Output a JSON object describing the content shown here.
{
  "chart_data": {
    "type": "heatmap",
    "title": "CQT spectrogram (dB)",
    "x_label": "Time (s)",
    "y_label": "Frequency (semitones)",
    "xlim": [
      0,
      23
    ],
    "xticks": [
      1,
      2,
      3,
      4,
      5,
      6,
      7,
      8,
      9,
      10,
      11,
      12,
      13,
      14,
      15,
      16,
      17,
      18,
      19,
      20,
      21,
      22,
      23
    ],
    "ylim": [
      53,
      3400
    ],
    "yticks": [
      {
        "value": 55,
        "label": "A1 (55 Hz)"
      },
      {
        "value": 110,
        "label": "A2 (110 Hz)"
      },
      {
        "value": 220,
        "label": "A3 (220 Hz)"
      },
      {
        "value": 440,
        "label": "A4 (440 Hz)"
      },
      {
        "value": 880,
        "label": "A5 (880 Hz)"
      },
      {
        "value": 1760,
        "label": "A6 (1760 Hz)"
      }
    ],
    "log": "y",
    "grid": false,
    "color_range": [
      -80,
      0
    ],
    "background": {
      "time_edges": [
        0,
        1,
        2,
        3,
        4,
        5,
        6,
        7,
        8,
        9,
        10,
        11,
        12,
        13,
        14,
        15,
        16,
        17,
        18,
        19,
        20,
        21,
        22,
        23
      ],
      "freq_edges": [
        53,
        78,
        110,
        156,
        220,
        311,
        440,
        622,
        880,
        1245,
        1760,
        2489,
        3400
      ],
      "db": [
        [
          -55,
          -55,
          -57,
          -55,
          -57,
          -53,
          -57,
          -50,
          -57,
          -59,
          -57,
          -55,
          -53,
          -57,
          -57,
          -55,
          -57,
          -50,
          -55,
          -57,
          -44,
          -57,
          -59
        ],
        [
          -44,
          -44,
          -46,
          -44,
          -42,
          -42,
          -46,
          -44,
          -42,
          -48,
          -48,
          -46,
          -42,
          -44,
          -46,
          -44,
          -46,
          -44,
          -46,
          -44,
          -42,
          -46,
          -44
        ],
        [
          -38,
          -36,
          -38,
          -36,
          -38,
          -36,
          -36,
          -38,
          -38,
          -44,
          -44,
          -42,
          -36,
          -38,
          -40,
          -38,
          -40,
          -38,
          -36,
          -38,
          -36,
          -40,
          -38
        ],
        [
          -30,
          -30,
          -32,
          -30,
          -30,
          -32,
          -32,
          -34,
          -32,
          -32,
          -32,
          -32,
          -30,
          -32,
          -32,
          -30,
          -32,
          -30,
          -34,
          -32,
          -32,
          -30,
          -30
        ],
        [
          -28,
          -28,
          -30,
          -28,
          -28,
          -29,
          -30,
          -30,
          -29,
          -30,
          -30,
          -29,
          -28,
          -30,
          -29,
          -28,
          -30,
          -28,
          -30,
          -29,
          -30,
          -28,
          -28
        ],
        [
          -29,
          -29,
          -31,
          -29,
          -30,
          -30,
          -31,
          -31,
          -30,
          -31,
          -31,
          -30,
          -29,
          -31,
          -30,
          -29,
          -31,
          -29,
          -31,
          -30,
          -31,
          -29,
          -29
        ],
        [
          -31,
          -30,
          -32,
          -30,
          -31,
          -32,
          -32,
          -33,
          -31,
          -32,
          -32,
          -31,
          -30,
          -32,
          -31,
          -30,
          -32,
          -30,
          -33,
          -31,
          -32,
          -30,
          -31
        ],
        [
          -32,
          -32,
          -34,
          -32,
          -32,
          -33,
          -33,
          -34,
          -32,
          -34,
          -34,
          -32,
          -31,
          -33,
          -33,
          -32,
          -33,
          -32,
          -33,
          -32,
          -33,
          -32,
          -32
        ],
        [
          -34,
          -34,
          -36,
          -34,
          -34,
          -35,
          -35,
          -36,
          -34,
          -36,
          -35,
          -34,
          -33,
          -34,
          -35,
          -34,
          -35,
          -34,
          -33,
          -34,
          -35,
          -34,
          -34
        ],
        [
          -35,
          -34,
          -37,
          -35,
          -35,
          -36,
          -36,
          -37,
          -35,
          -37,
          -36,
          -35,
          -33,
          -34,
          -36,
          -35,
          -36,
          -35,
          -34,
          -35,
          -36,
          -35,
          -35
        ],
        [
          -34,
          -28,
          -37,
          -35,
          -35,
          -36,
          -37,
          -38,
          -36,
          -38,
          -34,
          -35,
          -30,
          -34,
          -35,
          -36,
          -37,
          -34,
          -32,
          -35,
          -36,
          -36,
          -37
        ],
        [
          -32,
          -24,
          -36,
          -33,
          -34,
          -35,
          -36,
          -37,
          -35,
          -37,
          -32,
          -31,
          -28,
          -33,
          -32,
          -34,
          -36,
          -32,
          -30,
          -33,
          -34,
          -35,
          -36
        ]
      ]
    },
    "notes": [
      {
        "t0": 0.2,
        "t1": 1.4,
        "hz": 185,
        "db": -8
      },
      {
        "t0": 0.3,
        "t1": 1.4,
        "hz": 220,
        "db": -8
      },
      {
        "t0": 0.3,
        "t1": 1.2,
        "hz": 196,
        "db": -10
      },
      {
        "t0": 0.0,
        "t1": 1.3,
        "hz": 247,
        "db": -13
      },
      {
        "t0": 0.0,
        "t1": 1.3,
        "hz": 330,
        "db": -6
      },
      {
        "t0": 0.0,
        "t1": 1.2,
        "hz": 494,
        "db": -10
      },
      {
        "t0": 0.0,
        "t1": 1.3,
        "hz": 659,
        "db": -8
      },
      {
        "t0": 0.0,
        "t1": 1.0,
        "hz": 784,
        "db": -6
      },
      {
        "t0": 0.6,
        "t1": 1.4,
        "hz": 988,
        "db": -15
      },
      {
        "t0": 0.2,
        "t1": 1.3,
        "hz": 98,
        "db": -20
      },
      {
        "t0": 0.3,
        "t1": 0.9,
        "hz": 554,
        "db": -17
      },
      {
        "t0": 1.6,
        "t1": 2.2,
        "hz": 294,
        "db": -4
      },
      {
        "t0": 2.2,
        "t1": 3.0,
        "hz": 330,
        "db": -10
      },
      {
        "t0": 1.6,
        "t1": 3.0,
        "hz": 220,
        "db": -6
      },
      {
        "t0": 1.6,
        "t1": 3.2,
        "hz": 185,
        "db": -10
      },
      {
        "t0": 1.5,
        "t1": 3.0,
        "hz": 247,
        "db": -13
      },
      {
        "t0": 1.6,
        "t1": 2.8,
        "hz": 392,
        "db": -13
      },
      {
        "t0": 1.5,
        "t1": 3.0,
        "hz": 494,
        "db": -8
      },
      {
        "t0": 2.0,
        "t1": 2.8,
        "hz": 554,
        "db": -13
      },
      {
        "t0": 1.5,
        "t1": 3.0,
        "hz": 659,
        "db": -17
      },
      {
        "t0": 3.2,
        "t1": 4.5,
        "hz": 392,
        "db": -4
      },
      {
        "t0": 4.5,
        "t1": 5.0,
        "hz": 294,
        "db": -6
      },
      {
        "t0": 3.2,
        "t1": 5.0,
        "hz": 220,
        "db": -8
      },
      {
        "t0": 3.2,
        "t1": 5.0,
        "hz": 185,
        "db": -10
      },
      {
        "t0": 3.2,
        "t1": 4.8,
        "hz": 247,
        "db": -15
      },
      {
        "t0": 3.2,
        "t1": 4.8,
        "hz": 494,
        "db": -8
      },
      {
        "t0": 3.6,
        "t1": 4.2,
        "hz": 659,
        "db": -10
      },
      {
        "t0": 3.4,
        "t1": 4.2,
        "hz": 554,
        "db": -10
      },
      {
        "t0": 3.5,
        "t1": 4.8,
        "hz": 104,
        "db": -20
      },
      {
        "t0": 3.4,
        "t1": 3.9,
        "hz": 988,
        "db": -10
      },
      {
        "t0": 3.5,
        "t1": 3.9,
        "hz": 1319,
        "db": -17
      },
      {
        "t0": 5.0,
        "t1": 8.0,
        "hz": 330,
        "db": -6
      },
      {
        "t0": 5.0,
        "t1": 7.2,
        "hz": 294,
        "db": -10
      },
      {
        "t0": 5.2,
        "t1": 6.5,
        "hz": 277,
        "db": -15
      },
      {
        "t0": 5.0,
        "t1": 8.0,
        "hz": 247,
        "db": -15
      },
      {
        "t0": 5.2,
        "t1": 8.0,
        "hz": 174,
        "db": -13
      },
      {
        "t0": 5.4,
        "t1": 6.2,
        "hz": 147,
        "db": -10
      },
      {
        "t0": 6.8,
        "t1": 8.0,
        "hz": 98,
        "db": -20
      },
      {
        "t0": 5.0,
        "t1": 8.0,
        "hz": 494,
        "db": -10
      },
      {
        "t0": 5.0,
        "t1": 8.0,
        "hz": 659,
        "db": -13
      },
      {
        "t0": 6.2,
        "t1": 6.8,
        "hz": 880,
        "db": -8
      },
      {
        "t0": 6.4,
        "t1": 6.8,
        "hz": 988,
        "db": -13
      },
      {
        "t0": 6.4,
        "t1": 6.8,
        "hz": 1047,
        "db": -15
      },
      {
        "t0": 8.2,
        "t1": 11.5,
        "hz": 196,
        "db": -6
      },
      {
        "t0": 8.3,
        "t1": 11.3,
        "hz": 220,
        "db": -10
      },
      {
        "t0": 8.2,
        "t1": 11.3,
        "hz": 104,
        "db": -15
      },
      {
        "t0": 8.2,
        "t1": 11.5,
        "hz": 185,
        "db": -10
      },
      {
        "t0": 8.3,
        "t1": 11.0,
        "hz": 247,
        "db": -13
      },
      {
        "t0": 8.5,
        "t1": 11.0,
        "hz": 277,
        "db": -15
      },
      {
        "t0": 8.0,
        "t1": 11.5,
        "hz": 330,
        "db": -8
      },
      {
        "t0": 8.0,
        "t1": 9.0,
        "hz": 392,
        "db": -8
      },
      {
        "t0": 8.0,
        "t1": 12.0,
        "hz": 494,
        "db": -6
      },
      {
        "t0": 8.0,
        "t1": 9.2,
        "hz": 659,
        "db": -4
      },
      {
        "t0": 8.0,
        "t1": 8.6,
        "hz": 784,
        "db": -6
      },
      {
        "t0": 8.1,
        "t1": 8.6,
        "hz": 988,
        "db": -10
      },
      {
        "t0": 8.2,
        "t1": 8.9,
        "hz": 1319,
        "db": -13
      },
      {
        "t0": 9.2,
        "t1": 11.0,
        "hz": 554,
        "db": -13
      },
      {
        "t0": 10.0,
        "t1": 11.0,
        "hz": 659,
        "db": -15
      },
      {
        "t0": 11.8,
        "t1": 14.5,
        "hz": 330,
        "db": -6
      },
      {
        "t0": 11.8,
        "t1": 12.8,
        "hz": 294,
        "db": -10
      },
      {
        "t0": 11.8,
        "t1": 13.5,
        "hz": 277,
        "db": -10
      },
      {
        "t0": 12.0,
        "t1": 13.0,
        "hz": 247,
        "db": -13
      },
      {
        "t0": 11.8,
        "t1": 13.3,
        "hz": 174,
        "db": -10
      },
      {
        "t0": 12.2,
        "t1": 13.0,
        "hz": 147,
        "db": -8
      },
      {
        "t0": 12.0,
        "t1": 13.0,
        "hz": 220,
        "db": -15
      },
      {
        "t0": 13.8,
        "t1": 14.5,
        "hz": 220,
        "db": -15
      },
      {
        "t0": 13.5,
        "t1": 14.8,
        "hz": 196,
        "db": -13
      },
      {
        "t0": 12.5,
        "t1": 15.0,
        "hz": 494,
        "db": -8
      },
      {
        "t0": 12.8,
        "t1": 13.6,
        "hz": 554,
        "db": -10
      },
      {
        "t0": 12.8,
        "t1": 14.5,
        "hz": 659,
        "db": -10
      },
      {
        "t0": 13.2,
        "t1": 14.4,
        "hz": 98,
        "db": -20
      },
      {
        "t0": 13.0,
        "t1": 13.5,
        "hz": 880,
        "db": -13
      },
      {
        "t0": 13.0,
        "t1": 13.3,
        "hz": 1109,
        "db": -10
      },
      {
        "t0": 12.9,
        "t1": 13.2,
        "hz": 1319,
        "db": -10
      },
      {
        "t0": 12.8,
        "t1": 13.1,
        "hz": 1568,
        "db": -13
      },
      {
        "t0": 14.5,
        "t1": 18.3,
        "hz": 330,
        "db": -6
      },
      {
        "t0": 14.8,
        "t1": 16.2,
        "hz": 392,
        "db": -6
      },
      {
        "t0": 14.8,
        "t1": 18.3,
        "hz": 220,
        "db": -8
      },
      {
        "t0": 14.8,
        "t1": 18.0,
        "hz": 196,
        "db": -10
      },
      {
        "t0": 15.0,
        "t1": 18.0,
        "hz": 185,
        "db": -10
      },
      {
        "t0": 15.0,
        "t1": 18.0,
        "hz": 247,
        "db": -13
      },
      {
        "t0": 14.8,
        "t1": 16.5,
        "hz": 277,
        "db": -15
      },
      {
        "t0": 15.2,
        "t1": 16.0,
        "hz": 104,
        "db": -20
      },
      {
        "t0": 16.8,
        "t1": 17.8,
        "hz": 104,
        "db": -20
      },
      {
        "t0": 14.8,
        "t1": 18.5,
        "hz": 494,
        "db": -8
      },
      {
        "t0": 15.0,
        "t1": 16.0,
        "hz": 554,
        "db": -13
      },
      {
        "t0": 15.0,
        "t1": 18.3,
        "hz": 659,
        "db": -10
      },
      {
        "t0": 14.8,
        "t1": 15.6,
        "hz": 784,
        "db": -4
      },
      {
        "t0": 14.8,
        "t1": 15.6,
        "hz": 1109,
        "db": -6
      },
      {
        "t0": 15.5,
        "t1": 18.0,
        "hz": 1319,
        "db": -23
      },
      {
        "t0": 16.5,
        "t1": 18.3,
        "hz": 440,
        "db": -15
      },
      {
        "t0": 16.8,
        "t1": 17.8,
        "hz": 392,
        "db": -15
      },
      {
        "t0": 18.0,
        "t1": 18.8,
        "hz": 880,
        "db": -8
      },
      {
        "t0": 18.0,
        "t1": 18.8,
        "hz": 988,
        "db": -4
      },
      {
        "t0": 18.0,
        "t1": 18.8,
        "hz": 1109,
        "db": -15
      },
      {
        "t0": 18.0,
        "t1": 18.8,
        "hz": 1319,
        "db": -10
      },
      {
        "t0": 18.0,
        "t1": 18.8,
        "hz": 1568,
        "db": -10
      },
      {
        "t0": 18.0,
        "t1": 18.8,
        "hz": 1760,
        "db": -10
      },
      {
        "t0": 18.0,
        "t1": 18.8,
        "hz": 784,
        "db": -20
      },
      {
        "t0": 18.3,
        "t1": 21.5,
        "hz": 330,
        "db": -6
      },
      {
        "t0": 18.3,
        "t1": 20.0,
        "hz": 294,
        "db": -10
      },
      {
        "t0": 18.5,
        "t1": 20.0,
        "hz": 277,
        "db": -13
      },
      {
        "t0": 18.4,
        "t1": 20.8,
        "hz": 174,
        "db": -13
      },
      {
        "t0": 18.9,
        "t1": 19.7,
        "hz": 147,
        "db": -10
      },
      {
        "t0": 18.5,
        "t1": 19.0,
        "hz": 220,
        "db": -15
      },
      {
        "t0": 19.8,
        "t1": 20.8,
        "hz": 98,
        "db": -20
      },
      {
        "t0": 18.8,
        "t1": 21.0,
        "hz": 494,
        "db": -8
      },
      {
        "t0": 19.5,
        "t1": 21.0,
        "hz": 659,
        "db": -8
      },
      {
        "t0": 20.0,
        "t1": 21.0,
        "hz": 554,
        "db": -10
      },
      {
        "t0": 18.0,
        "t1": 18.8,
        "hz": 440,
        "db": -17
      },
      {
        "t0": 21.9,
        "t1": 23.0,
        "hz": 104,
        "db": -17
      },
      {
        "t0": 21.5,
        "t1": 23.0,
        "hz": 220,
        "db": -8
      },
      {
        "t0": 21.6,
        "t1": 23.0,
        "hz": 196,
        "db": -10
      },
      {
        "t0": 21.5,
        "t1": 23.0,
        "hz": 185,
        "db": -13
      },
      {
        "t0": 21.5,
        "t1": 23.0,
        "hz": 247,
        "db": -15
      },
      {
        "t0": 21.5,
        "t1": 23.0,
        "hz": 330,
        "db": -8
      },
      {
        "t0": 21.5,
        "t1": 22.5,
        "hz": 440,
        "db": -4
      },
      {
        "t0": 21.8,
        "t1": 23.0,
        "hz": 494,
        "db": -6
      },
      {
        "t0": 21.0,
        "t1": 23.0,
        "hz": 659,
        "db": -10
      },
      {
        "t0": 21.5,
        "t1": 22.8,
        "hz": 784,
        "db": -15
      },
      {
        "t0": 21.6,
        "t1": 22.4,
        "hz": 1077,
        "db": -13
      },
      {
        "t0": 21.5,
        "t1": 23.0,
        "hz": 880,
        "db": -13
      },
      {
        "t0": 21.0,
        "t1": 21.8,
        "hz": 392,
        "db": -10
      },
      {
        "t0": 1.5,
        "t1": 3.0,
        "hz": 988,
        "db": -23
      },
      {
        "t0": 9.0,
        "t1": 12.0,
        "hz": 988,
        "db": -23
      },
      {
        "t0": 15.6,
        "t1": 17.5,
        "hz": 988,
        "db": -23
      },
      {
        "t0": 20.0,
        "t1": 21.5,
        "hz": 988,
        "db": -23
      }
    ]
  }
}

☆ ☆ ☆

■ YOUR GOAL ■
Extract all lines of the records above that include "value".

■ ANSWER TO THIS TASK ■
        "value": 55,
        "value": 110,
        "value": 220,
        "value": 440,
        "value": 880,
        "value": 1760,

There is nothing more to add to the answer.